Collection entries

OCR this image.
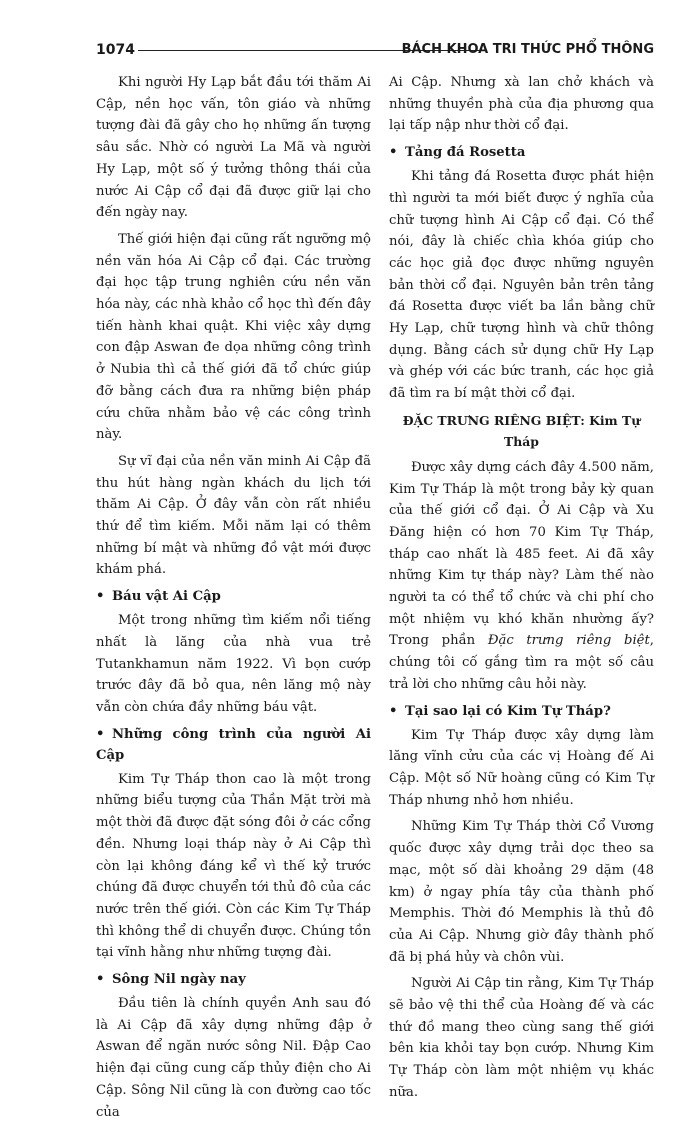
1074	BÁCH KHOA TRI THỨC PHỔ THÔNG

Khi người Hy Lạp bắt đầu tới thăm Ai Cập, nền học vấn, tôn giáo và những tượng đài đã gây cho họ những ấn tượng sâu sắc. Nhờ có người La Mã và người Hy Lạp, một số ý tưởng thông thái của nước Ai Cập cổ đại đã được giữ lại cho đến ngày nay.

Thế giới hiện đại cũng rất ngưỡng mộ nền văn hóa Ai Cập cổ đại. Các trường đại học tập trung nghiên cứu nền văn hóa này, các nhà khảo cổ học thì đến đây tiến hành khai quật. Khi việc xây dựng con đập Aswan đe dọa những công trình ở Nubia thì cả thế giới đã tổ chức giúp đỡ bằng cách đưa ra những biện pháp cứu chữa nhằm bảo vệ các công trình này.

Sự vĩ đại của nền văn minh Ai Cập đã thu hút hàng ngàn khách du lịch tới thăm Ai Cập. Ở đây vẫn còn rất nhiều thứ để tìm kiếm. Mỗi năm lại có thêm những bí mật và những đồ vật mới được khám phá.

• Báu vật Ai Cập

Một trong những tìm kiếm nổi tiếng nhất là lăng của nhà vua trẻ Tutankhamun năm 1922. Vì bọn cướp trước đây đã bỏ qua, nên lăng mộ này vẫn còn chứa đầy những báu vật.

• Những công trình của người Ai Cập

Kim Tự Tháp thon cao là một trong những biểu tượng của Thần Mặt trời mà một thời đã được đặt sóng đôi ở các cổng đền. Nhưng loại tháp này ở Ai Cập thì còn lại không đáng kể vì thế kỷ trước chúng đã được chuyển tới thủ đô của các nước trên thế giới. Còn các Kim Tự Tháp thì không thể di chuyển được. Chúng tồn tại vĩnh hằng như những tượng đài.

• Sông Nil ngày nay

Đầu tiên là chính quyền Anh sau đó là Ai Cập đã xây dựng những đập ở Aswan để ngăn nước sông Nil. Đập Cao hiện đại cũng cung cấp thủy điện cho Ai Cập. Sông Nil cũng là con đường cao tốc của

Ai Cập. Nhưng xà lan chở khách và những thuyền phà của địa phương qua lại tấp nập như thời cổ đại.

• Tảng đá Rosetta

Khi tảng đá Rosetta được phát hiện thì người ta mới biết được ý nghĩa của chữ tượng hình Ai Cập cổ đại. Có thể nói, đây là chiếc chìa khóa giúp cho các học giả đọc được những nguyên bản thời cổ đại. Nguyên bản trên tảng đá Rosetta được viết ba lần bằng chữ Hy Lạp, chữ tượng hình và chữ thông dụng. Bằng cách sử dụng chữ Hy Lạp và ghép với các bức tranh, các học giả đã tìm ra bí mật thời cổ đại.

ĐẶC TRƯNG RIÊNG BIỆT: Kim Tự Tháp

Được xây dựng cách đây 4.500 năm, Kim Tự Tháp là một trong bảy kỳ quan của thế giới cổ đại. Ở Ai Cập và Xu Đăng hiện có hơn 70 Kim Tự Tháp, tháp cao nhất là 485 feet. Ai đã xây những Kim tự tháp này? Làm thế nào người ta có thể tổ chức và chi phí cho một nhiệm vụ khó khăn nhường ấy? Trong phần Đặc trưng riêng biệt, chúng tôi cố gắng tìm ra một số câu trả lời cho những câu hỏi này.

• Tại sao lại có Kim Tự Tháp?

Kim Tự Tháp được xây dựng làm lăng vĩnh cửu của các vị Hoàng đế Ai Cập. Một số Nữ hoàng cũng có Kim Tự Tháp nhưng nhỏ hơn nhiều.

Những Kim Tự Tháp thời Cổ Vương quốc được xây dựng trải dọc theo sa mạc, một số dài khoảng 29 dặm (48 km) ở ngay phía tây của thành phố Memphis. Thời đó Memphis là thủ đô của Ai Cập. Nhưng giờ đây thành phố đã bị phá hủy và chôn vùi.

Người Ai Cập tin rằng, Kim Tự Tháp sẽ bảo vệ thi thể của Hoàng đế và các thứ đồ mang theo cùng sang thế giới bên kia khỏi tay bọn cướp. Nhưng Kim Tự Tháp còn làm một nhiệm vụ khác nữa.
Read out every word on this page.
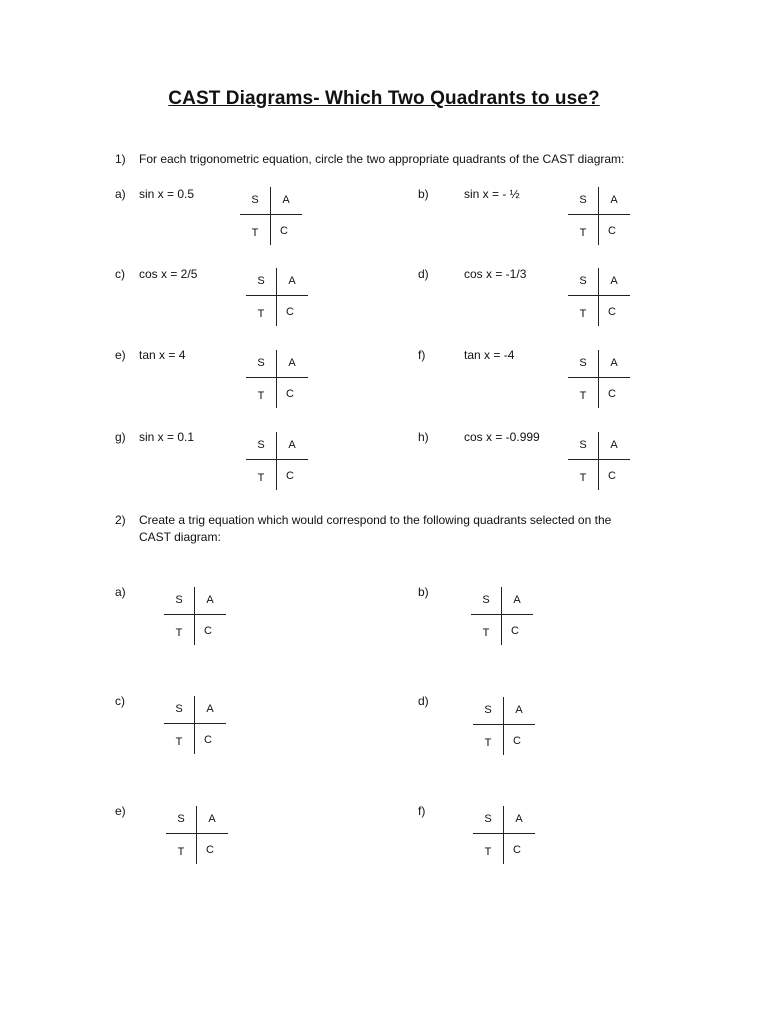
CAST Diagrams- Which Two Quadrants to use?
1) For each trigonometric equation, circle the two appropriate quadrants of the CAST diagram:
a) sin x = 0.5	S	A
T	C
b)	sin x = - ½	S	A
T	C
c) cos x = 2/5	S	A
T	C
d)	cos x = -1/3	S	A
T	C
e) tan x = 4
S	A
T	C
f)	tan x = -4
S	A
T	C
g) sin x = 0.1
S	A
T	C
h)	cos x = -0.999
S	A
T	C
2) Create a trig equation which would correspond to the following quadrants selected on the
CAST diagram:
a)
S	A
T	C
b)
S	A
T	C
c)
S	A
T	C
d)
S	A
T	C
e)
S	A
T	C
f)
S	A
T	C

THE REQUEST: Gather each line holding the string "khách".

FINISHED EXERCISE:
Sự vĩ đại của nền văn minh Ai Cập đã thu hút hàng ngàn khách du lịch tới thăm Ai Cập. Ở đây vẫn còn rất nhiều thứ để tìm kiếm. Mỗi năm lại có thêm những bí mật và những đồ vật mới được khám phá.
Ai Cập. Nhưng xà lan chở khách và những thuyền phà của địa phương qua lại tấp nập như thời cổ đại.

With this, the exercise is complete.